#### [RECORDS SUPPLIED]

--------------------

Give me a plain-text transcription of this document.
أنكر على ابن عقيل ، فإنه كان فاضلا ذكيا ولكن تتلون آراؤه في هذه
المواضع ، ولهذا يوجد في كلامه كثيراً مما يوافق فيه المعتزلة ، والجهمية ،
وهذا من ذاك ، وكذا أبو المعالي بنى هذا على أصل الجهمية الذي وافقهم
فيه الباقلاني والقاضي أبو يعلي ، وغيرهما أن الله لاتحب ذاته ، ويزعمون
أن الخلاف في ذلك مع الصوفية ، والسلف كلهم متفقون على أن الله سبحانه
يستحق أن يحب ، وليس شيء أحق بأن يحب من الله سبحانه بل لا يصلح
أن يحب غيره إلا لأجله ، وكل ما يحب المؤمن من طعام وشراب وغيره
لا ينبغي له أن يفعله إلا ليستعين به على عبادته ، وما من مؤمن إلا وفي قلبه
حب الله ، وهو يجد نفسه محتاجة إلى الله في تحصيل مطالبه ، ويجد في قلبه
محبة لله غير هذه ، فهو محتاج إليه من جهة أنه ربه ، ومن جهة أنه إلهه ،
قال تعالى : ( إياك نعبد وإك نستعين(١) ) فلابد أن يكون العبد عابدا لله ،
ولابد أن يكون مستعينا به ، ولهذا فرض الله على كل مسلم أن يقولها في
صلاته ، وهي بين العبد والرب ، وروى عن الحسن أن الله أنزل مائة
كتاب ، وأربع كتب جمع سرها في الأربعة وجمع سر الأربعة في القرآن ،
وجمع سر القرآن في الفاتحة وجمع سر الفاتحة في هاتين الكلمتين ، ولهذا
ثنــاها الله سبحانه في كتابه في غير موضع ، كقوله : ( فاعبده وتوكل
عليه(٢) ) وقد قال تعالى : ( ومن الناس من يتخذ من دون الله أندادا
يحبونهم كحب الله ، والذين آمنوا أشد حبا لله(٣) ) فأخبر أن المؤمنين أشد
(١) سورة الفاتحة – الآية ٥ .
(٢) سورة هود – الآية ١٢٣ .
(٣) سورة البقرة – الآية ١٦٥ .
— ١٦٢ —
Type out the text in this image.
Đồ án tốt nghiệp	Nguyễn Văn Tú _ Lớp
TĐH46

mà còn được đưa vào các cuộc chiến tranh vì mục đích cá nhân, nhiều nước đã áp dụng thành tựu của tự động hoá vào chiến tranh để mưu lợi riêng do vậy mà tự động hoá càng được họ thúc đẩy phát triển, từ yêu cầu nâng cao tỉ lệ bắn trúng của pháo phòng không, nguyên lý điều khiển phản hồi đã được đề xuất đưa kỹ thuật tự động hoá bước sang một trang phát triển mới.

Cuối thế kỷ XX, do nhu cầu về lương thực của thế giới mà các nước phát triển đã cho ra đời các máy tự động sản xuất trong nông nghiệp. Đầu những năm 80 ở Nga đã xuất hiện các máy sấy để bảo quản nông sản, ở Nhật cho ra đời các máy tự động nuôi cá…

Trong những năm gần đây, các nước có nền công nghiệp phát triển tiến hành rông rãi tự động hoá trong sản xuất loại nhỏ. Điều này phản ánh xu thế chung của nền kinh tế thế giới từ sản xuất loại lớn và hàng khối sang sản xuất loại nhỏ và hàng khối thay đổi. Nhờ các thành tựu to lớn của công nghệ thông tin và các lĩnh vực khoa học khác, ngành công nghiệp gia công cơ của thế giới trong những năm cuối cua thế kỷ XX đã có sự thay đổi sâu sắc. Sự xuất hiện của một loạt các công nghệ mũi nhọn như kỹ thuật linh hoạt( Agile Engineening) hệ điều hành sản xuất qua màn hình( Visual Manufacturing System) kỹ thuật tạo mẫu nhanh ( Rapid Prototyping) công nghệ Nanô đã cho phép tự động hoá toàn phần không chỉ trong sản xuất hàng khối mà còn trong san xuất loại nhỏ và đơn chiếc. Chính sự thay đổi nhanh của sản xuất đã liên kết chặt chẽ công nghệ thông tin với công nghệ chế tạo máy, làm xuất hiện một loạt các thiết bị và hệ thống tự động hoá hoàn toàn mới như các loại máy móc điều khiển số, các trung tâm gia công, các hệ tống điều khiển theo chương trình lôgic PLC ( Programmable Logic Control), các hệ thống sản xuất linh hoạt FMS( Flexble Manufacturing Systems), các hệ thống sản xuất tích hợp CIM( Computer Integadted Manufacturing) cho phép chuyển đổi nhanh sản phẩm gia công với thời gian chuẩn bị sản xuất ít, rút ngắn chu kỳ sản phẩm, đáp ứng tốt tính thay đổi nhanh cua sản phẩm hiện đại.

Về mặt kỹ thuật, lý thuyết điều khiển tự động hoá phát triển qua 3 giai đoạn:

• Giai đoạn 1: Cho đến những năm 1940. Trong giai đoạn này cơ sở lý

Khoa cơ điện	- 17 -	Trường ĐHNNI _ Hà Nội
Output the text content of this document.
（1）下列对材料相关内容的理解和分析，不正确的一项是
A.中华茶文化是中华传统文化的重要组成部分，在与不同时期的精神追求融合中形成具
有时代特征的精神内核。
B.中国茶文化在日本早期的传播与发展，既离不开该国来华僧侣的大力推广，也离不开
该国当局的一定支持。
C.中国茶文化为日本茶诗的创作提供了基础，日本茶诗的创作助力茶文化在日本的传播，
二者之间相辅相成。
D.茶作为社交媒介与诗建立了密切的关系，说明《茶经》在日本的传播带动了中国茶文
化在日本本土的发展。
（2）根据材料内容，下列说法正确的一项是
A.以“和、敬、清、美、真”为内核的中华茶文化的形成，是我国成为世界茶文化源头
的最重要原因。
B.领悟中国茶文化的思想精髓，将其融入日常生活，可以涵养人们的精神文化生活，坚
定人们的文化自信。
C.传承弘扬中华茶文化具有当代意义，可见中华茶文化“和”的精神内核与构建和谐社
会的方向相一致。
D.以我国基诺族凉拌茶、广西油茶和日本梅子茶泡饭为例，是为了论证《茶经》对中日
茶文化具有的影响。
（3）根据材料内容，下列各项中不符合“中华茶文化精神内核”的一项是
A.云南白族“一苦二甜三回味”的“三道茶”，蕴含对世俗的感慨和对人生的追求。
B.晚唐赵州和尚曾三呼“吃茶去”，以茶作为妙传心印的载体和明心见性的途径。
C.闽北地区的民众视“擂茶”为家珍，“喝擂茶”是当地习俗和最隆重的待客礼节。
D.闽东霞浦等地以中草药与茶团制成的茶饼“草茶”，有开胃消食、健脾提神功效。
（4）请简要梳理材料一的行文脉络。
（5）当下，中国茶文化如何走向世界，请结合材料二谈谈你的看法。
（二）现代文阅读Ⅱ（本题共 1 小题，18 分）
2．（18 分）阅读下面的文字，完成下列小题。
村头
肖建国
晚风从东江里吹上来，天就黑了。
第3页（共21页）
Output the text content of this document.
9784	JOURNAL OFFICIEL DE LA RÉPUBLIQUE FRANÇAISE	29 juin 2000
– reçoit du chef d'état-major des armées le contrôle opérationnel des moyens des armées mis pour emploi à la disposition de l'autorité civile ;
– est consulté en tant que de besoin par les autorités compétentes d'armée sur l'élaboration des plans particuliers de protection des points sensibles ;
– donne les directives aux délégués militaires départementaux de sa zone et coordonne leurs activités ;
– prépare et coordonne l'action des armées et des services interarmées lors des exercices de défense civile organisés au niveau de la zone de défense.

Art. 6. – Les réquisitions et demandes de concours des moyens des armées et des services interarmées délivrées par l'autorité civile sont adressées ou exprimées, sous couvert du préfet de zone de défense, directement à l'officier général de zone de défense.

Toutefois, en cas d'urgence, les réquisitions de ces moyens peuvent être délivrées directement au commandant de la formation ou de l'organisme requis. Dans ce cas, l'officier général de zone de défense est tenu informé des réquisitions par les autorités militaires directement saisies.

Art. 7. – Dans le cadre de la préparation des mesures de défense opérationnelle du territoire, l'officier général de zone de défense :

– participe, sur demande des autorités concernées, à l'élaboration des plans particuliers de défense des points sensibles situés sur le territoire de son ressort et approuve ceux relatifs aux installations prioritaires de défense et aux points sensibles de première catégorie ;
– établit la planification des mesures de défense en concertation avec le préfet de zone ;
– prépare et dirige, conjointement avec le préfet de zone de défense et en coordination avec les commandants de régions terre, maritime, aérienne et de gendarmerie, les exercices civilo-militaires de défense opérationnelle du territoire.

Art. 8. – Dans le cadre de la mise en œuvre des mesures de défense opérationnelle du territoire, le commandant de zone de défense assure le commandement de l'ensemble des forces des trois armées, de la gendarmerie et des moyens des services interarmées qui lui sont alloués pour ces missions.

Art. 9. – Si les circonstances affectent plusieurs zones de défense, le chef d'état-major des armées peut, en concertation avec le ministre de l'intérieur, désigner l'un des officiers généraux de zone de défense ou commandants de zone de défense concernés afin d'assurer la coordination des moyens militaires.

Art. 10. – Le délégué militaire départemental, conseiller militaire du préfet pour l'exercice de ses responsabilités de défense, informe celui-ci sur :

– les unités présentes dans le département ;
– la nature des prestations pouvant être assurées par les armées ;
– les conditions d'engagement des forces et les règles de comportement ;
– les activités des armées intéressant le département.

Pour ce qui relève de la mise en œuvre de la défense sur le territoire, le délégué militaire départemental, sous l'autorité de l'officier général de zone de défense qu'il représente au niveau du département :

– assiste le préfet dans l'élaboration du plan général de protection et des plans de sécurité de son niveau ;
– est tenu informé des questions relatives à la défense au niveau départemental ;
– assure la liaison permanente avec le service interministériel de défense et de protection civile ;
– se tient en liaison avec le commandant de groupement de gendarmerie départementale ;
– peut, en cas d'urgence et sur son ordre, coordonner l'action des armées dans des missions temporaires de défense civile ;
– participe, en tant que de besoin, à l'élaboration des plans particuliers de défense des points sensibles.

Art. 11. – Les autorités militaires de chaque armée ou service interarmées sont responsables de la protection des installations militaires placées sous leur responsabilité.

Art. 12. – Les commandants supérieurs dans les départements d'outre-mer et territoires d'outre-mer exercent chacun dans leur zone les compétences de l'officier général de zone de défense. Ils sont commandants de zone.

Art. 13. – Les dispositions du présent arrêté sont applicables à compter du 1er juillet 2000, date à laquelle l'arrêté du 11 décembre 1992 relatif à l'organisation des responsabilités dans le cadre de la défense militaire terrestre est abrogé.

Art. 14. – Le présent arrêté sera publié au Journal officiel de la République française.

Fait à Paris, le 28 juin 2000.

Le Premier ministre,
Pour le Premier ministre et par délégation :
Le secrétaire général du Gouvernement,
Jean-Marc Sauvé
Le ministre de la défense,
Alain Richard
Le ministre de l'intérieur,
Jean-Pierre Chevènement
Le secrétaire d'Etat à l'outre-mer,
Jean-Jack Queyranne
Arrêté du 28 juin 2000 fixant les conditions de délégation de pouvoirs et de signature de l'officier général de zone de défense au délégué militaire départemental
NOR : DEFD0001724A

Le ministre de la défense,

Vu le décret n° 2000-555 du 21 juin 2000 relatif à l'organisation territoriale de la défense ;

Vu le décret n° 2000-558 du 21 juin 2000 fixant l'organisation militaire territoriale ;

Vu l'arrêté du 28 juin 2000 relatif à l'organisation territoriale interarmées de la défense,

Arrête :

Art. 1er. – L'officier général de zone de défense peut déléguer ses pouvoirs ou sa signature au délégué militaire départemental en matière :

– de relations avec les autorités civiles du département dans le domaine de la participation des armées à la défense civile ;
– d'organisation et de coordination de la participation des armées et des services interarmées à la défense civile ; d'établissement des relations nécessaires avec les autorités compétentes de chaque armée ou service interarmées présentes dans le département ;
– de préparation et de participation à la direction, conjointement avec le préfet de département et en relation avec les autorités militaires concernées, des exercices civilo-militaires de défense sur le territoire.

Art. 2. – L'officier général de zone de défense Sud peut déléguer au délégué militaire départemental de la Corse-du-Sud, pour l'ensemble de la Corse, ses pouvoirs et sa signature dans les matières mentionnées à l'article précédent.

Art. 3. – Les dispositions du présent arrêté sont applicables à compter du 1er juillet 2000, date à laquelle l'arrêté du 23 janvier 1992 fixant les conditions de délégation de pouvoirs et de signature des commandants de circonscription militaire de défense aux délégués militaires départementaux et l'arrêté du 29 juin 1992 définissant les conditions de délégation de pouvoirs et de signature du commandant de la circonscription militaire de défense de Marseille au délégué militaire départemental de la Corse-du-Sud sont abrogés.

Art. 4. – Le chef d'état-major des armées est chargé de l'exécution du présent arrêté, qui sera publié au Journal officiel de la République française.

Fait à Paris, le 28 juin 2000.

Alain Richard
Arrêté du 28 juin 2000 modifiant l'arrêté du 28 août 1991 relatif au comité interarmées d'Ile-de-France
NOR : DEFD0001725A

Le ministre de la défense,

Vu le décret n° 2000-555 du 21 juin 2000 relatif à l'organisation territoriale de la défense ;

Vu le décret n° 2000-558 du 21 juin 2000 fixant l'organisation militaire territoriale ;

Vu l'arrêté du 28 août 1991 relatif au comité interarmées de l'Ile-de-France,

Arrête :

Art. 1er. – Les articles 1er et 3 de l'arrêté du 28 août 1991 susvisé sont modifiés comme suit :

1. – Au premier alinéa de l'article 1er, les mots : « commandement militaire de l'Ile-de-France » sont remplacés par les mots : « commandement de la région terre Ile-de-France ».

--------------------

Return all lines with the word "الفاتحة" in them.

#### [FULL OUTPUT]
وجمع سر القرآن في الفاتحة وجمع سر الفاتحة في هاتين الكلمتين ، ولهذا
(١) سورة الفاتحة – الآية ٥ .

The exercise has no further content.